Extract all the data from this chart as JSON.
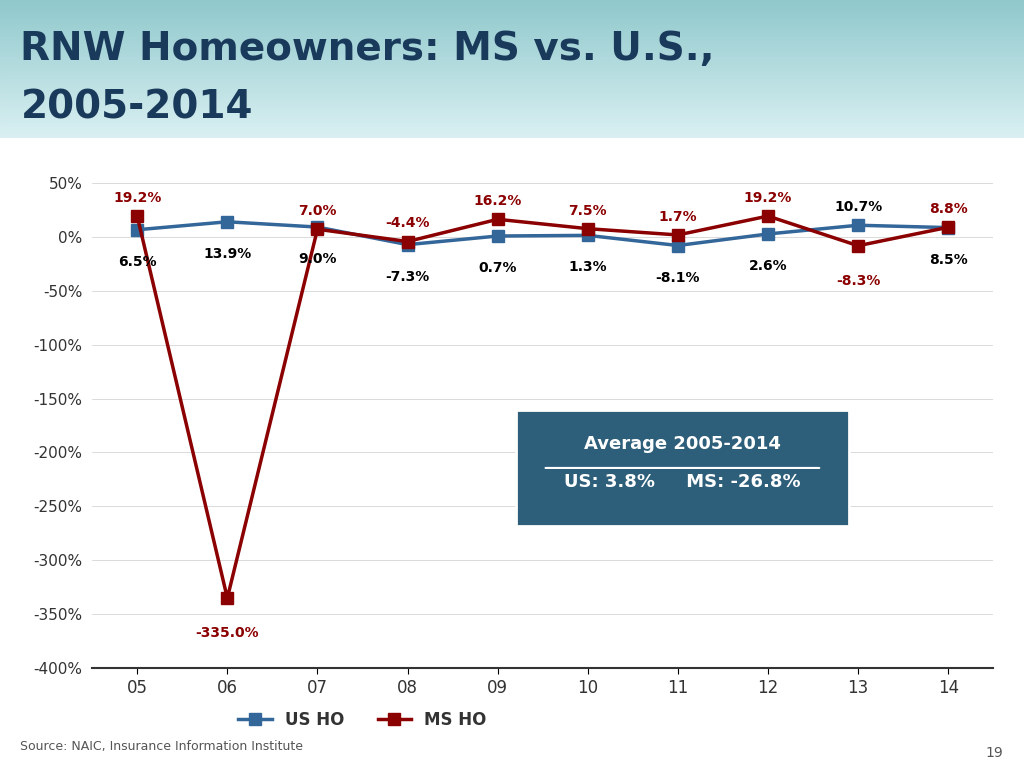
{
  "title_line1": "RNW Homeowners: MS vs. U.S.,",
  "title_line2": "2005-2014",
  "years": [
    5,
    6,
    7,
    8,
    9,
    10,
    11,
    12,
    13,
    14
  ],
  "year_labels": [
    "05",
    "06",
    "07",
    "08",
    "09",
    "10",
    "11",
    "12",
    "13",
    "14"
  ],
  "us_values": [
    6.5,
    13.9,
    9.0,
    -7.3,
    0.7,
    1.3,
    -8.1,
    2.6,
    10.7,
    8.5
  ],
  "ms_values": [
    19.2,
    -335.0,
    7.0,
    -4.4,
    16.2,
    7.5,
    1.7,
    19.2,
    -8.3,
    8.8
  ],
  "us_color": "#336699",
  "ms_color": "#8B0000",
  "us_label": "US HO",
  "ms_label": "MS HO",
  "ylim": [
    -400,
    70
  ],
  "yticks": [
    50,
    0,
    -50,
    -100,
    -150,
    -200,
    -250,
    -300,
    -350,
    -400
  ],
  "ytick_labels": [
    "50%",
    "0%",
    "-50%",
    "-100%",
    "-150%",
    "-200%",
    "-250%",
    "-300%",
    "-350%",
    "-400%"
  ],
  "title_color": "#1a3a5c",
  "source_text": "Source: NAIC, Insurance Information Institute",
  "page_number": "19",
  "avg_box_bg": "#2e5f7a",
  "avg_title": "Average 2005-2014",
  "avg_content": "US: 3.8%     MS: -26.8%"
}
-.-.-
What you are asked to do →
Every line is to be duplicated exactly, though pictures stay out.

Worked solution →
Extract all the data from this chart as JSON.
{
  "title_line1": "RNW Homeowners: MS vs. U.S.,",
  "title_line2": "2005-2014",
  "years": [
    5,
    6,
    7,
    8,
    9,
    10,
    11,
    12,
    13,
    14
  ],
  "year_labels": [
    "05",
    "06",
    "07",
    "08",
    "09",
    "10",
    "11",
    "12",
    "13",
    "14"
  ],
  "us_values": [
    6.5,
    13.9,
    9.0,
    -7.3,
    0.7,
    1.3,
    -8.1,
    2.6,
    10.7,
    8.5
  ],
  "ms_values": [
    19.2,
    -335.0,
    7.0,
    -4.4,
    16.2,
    7.5,
    1.7,
    19.2,
    -8.3,
    8.8
  ],
  "us_color": "#336699",
  "ms_color": "#8B0000",
  "us_label": "US HO",
  "ms_label": "MS HO",
  "ylim": [
    -400,
    70
  ],
  "yticks": [
    50,
    0,
    -50,
    -100,
    -150,
    -200,
    -250,
    -300,
    -350,
    -400
  ],
  "ytick_labels": [
    "50%",
    "0%",
    "-50%",
    "-100%",
    "-150%",
    "-200%",
    "-250%",
    "-300%",
    "-350%",
    "-400%"
  ],
  "title_color": "#1a3a5c",
  "source_text": "Source: NAIC, Insurance Information Institute",
  "page_number": "19",
  "avg_box_bg": "#2e5f7a",
  "avg_title": "Average 2005-2014",
  "avg_content": "US: 3.8%     MS: -26.8%"
}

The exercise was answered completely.